> [Request]: Copy all lines that contain the word "true".

> [Data to process]:
** Start **
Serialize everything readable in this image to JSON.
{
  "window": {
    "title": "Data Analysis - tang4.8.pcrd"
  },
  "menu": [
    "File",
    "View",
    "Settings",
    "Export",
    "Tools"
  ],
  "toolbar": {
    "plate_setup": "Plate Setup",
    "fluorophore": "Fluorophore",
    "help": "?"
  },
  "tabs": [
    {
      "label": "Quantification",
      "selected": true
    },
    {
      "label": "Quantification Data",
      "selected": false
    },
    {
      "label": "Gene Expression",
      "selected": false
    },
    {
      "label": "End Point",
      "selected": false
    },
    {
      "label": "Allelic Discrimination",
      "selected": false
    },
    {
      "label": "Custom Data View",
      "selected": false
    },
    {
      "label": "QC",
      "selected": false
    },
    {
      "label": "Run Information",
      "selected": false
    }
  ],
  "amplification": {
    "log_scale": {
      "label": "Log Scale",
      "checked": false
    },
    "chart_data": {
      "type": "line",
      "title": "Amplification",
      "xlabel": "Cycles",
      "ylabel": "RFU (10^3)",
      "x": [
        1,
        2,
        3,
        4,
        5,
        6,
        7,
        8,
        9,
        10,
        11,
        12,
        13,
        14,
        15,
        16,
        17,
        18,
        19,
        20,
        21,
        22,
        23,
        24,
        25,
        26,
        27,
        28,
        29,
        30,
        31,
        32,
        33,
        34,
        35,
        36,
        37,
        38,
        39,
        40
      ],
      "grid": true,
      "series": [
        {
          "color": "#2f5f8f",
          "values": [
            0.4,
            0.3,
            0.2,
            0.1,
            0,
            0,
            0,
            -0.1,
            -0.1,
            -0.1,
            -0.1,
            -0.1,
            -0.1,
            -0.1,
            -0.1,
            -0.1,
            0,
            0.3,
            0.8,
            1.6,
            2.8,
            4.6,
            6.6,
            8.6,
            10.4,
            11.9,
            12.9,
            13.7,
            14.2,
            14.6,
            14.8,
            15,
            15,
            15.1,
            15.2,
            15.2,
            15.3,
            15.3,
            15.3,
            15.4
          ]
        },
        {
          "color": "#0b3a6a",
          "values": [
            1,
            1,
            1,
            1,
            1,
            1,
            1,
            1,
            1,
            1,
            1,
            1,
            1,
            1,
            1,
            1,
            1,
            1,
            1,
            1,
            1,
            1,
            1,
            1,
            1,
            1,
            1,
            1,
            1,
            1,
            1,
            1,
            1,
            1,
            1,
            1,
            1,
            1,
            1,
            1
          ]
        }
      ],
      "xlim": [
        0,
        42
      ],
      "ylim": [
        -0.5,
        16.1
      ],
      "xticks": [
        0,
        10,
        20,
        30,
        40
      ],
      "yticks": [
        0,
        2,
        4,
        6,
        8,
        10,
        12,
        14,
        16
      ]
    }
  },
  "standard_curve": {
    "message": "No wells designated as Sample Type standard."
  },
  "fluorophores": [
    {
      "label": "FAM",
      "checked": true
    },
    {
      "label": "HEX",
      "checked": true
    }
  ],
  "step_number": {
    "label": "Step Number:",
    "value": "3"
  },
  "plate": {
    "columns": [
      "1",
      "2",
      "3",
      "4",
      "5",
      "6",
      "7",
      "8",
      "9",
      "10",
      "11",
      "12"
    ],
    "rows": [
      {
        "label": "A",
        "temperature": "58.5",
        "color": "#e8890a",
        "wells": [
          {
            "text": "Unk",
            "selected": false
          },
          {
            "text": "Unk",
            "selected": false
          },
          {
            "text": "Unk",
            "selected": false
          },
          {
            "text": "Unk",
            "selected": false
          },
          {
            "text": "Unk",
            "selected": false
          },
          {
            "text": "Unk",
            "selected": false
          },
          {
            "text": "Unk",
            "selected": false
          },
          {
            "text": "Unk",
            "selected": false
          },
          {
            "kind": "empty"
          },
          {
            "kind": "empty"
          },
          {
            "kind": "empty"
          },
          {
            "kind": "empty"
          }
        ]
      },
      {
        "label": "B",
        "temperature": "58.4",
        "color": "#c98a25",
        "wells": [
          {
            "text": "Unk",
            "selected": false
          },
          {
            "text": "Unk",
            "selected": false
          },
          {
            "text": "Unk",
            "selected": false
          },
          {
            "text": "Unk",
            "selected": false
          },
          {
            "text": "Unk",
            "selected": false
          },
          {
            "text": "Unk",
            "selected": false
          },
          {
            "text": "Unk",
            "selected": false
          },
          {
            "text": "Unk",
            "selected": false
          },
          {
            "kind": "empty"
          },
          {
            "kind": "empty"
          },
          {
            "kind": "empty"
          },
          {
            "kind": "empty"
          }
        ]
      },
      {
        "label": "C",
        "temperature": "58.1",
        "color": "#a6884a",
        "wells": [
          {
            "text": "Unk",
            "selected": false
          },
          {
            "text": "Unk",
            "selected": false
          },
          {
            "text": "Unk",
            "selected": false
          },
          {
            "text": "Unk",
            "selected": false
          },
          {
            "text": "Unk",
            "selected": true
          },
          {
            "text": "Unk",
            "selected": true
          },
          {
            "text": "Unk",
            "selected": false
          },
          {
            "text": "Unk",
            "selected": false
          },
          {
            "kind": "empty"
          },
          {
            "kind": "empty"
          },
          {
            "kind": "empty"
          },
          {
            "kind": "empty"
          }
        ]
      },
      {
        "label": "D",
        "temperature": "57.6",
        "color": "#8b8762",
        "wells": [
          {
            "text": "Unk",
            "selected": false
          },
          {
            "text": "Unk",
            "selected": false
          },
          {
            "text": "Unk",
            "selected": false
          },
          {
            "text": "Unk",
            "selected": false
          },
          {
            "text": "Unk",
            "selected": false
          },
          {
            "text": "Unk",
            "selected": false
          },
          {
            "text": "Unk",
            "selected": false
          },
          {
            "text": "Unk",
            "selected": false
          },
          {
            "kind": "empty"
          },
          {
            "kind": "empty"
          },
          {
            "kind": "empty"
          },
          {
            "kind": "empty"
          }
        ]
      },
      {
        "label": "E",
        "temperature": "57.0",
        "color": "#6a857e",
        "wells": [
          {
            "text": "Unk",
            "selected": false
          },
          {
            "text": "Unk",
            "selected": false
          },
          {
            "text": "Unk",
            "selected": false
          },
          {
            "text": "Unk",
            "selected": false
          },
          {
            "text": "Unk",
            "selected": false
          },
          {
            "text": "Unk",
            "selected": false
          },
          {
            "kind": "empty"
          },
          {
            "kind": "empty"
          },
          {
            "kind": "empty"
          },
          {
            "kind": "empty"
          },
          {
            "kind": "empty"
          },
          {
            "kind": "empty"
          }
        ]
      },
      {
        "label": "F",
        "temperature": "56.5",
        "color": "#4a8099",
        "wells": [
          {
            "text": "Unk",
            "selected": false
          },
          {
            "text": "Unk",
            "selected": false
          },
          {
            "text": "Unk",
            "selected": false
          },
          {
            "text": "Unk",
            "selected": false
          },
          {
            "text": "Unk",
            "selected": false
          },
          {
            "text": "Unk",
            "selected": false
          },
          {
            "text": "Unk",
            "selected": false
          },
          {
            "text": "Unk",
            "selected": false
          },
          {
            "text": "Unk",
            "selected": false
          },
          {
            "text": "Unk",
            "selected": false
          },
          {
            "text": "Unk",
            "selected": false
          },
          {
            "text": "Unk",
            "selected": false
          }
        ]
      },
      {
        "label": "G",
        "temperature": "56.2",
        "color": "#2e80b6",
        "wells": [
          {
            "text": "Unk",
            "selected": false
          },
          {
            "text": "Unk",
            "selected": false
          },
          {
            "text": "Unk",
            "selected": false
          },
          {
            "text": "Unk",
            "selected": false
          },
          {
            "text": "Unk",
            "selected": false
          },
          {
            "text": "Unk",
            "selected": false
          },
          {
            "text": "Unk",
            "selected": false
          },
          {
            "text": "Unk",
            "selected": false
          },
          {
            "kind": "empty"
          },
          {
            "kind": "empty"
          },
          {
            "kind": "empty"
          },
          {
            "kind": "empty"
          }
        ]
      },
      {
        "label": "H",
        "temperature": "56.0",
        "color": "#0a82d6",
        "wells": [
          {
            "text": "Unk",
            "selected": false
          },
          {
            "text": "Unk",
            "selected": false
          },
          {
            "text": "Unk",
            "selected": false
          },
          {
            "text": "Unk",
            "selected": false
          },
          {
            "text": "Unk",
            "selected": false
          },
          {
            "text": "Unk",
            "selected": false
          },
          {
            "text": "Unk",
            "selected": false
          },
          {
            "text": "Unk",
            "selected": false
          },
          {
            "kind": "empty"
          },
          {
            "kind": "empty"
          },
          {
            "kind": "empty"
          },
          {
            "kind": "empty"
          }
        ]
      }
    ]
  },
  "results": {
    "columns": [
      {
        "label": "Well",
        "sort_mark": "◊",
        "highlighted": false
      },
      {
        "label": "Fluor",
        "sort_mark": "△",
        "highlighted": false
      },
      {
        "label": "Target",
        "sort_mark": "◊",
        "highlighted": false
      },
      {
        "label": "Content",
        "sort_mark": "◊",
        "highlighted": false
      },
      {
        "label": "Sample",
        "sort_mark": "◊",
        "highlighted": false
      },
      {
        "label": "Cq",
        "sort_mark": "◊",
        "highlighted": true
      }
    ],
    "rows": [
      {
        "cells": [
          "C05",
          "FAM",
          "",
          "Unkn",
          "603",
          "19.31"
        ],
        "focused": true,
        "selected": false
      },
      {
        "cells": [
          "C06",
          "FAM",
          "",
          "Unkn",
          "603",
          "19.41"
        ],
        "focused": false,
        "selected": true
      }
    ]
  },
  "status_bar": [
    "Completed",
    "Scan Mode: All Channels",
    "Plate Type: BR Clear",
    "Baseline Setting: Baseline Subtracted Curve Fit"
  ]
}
** End **
> [Task result]:
      "selected": true
      "grid": true,
      "checked": true
      "checked": true
            "selected": true
            "selected": true
        "highlighted": true
        "focused": true,
        "selected": true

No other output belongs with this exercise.